SHORT PROBLEM:
Show each line from the listing that includes the word "author".
▬▬▬
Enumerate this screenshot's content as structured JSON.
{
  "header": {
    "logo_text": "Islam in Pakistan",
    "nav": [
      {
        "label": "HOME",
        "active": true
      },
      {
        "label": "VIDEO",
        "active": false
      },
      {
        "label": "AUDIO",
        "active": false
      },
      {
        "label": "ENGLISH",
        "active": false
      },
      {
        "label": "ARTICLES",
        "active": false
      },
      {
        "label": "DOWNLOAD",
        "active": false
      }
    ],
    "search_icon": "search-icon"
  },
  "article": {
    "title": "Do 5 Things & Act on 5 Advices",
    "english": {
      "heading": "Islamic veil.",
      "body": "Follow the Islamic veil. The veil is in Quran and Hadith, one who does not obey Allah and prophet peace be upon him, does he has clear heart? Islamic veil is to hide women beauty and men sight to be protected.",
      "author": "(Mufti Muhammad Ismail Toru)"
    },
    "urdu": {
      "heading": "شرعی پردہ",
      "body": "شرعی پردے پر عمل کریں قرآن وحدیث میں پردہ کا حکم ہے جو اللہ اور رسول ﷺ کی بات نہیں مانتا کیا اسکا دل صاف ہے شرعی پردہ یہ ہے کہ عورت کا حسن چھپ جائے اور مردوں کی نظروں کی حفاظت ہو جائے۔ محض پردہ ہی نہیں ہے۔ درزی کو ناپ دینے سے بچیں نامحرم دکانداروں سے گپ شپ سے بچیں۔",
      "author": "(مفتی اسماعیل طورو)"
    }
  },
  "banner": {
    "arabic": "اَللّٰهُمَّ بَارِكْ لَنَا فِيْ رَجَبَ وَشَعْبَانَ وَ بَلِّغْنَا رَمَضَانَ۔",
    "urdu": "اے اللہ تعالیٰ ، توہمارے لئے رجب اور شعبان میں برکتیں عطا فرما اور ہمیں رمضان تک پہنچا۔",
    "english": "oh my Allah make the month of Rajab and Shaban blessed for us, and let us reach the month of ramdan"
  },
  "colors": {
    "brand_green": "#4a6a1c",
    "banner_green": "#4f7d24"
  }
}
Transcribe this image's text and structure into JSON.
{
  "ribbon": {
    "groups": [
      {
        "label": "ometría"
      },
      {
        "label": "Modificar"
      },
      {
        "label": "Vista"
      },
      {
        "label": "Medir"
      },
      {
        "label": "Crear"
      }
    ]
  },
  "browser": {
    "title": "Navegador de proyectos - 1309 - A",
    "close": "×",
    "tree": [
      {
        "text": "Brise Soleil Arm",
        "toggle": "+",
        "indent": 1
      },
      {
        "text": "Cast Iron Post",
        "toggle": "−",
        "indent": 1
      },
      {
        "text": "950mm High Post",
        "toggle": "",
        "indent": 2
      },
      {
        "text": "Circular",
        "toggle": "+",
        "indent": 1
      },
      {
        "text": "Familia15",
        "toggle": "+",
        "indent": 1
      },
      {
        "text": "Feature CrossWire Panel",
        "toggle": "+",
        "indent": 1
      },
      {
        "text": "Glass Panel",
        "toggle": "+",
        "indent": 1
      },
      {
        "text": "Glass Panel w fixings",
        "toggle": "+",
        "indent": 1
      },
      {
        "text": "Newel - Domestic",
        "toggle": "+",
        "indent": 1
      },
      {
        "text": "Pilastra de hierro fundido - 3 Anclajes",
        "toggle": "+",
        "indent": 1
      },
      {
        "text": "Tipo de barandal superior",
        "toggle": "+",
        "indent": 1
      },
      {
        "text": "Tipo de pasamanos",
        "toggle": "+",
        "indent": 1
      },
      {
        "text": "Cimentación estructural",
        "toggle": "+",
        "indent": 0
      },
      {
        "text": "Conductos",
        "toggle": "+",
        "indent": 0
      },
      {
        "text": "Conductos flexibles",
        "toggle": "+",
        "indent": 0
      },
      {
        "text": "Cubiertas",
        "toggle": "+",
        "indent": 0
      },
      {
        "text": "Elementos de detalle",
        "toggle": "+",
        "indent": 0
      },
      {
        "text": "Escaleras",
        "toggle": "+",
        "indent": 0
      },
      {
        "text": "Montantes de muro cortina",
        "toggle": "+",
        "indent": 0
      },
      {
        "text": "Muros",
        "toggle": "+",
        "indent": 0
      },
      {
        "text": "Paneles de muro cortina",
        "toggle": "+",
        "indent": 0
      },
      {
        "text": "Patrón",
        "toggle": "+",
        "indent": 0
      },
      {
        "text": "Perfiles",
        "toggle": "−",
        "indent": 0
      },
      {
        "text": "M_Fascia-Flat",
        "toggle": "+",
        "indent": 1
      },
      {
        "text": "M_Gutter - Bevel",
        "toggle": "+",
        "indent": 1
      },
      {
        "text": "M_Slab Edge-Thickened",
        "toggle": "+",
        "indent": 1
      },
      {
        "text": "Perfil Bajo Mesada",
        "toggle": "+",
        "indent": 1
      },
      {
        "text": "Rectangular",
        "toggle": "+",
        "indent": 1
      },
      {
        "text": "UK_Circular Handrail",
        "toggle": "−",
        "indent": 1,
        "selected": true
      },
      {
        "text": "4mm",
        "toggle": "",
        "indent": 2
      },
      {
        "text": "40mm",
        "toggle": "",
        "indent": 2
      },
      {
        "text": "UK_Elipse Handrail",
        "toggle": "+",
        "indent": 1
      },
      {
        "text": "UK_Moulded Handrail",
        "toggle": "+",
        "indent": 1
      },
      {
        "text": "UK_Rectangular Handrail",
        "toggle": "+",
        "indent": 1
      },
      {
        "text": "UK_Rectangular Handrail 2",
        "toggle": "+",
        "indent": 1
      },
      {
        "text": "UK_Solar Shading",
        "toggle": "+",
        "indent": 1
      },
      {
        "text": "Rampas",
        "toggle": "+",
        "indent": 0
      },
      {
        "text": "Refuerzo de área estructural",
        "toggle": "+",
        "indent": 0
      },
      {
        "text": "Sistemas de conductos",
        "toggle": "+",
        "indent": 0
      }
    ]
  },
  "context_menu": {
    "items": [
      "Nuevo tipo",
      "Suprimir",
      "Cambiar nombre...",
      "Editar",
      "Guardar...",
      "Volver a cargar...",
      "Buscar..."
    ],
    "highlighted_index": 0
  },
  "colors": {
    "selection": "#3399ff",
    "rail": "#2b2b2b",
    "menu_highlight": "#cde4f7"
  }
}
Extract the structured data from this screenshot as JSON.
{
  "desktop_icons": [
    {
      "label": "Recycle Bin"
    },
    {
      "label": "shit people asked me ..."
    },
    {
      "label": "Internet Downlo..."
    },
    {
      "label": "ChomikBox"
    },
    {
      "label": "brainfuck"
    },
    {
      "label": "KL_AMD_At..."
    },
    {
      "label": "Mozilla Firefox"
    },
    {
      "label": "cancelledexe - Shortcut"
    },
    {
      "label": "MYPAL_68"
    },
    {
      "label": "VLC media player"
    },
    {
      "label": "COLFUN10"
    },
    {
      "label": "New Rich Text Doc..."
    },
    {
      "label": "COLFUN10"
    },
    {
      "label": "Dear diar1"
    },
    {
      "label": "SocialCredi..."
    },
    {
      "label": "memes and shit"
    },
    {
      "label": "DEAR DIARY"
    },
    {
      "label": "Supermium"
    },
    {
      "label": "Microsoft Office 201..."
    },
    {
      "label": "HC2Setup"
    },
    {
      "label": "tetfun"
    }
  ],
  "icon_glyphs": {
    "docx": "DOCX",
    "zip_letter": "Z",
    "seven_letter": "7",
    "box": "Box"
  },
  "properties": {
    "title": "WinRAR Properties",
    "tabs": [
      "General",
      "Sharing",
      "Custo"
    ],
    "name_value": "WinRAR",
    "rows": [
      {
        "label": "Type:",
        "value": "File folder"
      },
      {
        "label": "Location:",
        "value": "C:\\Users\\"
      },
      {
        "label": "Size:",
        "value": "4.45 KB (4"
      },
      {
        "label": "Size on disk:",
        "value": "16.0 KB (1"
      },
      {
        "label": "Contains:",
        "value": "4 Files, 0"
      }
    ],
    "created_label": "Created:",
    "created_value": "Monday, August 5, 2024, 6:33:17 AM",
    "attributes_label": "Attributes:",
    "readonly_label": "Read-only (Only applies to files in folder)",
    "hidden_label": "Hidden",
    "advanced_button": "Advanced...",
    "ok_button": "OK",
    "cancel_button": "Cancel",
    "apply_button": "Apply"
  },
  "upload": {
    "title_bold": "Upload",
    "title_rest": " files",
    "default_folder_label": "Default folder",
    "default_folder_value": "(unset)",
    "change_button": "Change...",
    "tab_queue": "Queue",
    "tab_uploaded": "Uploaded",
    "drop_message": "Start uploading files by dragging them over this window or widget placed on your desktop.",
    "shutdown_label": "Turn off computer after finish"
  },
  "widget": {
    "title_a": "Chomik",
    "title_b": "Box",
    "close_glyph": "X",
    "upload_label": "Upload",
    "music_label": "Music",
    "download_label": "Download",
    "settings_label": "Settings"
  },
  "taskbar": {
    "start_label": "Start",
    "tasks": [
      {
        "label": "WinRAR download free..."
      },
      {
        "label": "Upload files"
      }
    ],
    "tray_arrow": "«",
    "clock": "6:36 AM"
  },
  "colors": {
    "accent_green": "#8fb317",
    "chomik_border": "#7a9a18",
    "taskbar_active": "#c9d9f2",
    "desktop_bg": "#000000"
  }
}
▬▬▬
RIGHT ANSWER:
      "author": "(Mufti Muhammad Ismail Toru)"
      "author": "(مفتی اسماعیل طورو)"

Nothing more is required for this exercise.